#### OBJECTIVE:
Write out each line from the data below that includes the word "describing".
▶
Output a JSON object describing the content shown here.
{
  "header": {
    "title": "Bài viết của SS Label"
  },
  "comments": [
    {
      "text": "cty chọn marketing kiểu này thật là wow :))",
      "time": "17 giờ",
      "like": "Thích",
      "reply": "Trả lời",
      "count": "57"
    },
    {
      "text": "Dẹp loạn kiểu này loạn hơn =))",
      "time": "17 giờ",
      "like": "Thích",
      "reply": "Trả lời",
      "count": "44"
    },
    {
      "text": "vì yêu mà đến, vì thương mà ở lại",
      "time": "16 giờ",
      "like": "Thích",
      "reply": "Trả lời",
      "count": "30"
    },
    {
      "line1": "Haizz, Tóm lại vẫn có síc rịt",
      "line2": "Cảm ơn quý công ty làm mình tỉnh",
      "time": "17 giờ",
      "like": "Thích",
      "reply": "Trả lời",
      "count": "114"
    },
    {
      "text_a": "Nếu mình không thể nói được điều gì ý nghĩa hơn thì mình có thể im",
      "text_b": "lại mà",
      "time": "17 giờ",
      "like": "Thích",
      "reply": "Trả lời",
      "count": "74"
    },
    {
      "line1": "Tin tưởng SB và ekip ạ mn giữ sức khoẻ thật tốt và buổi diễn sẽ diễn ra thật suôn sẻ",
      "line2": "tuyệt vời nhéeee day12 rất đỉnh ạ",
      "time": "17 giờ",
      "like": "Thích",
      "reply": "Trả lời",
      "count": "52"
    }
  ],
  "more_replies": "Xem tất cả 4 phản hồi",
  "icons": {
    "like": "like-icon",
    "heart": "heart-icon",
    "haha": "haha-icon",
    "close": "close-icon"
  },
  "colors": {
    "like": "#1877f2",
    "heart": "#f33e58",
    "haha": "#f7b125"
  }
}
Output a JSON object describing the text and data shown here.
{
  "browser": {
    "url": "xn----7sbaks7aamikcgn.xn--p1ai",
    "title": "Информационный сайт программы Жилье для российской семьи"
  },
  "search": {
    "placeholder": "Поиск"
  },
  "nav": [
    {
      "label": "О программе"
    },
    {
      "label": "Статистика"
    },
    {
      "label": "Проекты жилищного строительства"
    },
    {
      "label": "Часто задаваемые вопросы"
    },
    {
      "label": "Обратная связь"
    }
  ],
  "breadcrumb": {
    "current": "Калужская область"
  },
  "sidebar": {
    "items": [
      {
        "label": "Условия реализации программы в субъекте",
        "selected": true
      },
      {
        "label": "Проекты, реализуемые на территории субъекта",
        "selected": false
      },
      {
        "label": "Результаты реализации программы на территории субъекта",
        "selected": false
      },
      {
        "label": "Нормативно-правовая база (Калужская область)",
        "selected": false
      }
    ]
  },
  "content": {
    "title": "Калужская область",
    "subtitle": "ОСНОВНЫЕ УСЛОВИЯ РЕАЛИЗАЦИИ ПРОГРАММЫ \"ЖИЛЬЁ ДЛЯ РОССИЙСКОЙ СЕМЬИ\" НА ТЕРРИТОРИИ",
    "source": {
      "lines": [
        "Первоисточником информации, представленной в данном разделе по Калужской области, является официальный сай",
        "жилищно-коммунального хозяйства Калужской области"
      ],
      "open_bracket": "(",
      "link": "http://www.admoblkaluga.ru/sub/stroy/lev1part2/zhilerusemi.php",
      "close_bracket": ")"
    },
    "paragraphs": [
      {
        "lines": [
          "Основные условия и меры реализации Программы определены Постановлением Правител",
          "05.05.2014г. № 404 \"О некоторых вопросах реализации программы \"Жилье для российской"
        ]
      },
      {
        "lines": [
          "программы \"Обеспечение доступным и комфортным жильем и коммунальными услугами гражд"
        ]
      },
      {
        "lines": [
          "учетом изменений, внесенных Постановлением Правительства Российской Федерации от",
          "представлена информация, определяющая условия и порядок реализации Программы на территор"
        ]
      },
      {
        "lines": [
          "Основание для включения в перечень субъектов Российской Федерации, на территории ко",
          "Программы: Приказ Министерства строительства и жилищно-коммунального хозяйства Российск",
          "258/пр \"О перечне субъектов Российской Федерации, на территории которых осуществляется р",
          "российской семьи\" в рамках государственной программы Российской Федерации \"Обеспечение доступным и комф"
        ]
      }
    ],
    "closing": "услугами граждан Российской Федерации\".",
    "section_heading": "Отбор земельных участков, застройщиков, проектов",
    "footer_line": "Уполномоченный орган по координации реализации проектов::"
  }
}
◀
#### EXPECTED OUTPUT:
Output a JSON object describing the content shown here.
Output a JSON object describing the text and data shown here.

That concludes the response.